YOUR OBJECTIVE
Copy the lines holding the word "Emotional", all of them.

Figure contents as structured data
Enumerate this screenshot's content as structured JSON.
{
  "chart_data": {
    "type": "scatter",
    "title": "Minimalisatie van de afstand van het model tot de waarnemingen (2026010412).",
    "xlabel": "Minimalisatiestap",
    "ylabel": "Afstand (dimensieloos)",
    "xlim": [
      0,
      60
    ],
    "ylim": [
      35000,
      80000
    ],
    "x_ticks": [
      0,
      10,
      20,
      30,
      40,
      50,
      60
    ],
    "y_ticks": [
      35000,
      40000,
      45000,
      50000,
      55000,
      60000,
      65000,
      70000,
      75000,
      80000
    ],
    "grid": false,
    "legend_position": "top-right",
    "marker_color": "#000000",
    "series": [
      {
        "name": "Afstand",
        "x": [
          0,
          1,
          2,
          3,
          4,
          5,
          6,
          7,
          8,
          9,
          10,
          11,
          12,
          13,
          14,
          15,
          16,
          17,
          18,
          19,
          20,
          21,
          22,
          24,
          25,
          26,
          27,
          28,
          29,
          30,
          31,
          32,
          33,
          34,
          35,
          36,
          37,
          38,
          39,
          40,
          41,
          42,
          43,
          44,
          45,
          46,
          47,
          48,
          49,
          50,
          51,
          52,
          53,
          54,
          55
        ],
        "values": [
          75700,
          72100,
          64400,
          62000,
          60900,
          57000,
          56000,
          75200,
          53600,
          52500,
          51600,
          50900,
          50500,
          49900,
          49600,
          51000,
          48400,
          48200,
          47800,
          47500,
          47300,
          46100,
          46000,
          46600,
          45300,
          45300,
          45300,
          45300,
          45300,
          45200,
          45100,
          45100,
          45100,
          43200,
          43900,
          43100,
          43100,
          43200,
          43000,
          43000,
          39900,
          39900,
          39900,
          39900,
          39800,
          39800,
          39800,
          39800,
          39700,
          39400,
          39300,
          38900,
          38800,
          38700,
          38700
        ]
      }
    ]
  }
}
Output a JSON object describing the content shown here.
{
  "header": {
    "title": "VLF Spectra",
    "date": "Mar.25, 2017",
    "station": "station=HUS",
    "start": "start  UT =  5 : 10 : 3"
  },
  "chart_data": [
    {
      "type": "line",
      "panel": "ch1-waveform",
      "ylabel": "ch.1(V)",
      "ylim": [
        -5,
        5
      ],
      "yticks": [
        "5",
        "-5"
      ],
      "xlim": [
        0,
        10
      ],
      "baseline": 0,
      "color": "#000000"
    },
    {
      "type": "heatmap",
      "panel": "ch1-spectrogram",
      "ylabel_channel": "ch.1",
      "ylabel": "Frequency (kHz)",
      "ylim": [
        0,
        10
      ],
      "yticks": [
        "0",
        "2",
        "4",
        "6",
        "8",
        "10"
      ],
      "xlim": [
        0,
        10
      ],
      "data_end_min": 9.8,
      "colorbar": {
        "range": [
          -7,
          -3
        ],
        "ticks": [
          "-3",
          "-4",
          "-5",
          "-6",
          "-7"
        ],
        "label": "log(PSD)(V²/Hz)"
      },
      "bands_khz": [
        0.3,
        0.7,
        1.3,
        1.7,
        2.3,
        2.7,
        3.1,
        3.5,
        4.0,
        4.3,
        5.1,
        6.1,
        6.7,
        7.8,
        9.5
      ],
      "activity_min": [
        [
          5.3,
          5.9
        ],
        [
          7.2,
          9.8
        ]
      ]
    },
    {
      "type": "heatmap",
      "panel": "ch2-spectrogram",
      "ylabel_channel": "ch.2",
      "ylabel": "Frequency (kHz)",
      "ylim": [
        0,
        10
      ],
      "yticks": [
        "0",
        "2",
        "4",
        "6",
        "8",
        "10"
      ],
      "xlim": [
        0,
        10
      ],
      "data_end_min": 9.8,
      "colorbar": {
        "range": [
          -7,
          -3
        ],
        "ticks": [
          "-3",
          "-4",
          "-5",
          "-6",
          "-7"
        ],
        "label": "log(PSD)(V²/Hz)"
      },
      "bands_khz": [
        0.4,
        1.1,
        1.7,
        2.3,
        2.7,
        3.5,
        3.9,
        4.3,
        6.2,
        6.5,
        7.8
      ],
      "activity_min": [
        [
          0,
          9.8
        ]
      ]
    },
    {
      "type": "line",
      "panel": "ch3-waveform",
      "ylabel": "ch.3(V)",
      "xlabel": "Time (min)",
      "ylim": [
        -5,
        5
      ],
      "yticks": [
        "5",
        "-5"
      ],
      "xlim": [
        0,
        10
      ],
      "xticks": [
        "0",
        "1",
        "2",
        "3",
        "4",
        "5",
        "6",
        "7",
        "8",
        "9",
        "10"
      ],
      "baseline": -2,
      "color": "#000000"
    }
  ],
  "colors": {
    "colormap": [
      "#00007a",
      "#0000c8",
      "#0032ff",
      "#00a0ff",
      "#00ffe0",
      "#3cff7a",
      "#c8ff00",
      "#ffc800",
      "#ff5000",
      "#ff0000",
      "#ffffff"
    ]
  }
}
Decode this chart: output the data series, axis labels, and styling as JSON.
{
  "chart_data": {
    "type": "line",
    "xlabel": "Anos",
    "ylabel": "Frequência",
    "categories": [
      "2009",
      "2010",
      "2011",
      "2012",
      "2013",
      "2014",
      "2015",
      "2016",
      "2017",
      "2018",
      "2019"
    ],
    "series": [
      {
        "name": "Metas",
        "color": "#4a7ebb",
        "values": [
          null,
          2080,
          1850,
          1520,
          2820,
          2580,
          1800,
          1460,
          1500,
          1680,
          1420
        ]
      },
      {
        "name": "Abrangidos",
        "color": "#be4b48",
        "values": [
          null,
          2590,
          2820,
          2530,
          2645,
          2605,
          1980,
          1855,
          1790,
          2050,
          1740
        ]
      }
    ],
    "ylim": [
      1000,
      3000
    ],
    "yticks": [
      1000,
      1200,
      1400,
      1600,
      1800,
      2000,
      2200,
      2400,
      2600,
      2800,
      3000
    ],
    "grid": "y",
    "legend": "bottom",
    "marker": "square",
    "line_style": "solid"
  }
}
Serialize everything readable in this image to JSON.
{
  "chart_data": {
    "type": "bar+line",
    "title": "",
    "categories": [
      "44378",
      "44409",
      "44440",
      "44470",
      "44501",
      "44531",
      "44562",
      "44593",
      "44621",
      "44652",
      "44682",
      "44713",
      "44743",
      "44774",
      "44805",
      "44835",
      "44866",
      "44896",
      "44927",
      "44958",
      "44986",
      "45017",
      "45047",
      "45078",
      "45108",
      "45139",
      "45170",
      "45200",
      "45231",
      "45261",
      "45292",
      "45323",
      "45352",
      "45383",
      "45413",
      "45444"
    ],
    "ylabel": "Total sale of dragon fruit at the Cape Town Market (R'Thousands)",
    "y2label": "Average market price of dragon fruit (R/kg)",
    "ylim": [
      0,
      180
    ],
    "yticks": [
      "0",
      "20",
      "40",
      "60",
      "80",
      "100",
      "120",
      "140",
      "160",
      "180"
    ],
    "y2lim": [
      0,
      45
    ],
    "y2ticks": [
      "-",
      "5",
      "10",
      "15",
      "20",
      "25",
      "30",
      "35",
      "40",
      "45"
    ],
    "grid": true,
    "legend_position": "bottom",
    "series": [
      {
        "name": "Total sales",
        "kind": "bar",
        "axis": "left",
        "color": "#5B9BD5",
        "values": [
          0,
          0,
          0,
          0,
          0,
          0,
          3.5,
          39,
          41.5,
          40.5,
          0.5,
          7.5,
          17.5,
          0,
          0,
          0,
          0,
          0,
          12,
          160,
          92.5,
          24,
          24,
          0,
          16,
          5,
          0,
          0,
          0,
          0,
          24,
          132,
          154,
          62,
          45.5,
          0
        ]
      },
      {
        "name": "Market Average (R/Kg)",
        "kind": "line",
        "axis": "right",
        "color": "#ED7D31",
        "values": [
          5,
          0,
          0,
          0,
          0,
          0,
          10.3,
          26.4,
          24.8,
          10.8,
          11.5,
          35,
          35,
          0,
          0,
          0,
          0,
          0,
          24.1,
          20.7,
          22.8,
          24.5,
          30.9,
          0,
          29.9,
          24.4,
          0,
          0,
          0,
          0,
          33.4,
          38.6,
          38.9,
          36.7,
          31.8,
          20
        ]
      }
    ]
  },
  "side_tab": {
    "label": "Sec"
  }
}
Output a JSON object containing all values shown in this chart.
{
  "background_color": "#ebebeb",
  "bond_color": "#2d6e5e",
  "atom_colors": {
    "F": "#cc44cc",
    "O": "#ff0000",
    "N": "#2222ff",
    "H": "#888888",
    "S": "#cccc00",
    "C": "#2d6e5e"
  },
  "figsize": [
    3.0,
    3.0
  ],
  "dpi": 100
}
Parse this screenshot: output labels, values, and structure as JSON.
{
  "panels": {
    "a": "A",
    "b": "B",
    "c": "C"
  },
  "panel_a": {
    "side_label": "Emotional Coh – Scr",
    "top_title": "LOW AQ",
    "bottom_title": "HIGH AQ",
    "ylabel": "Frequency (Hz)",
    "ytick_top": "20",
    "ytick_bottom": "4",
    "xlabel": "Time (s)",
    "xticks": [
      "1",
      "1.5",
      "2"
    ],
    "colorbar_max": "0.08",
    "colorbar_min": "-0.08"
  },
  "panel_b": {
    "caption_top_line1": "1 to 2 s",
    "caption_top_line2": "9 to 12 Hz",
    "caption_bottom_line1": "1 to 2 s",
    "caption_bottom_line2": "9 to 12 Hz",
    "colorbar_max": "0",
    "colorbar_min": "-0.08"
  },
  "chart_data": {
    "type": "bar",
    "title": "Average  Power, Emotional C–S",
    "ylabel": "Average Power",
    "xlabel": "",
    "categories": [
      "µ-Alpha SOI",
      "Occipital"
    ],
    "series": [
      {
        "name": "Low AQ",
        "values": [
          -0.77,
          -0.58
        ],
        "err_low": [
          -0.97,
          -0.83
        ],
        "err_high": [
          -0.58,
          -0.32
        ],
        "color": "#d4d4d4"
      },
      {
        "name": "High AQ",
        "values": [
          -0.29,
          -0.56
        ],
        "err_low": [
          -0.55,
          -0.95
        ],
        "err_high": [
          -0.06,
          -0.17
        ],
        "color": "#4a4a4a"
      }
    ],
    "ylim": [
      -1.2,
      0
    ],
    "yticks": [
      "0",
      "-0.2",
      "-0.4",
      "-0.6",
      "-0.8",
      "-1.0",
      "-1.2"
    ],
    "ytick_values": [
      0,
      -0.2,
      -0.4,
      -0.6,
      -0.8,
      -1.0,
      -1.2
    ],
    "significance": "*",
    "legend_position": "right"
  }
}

COMPLETE RESPONSE
    "side_label": "Emotional Coh – Scr",
    "title": "Average  Power, Emotional C–S",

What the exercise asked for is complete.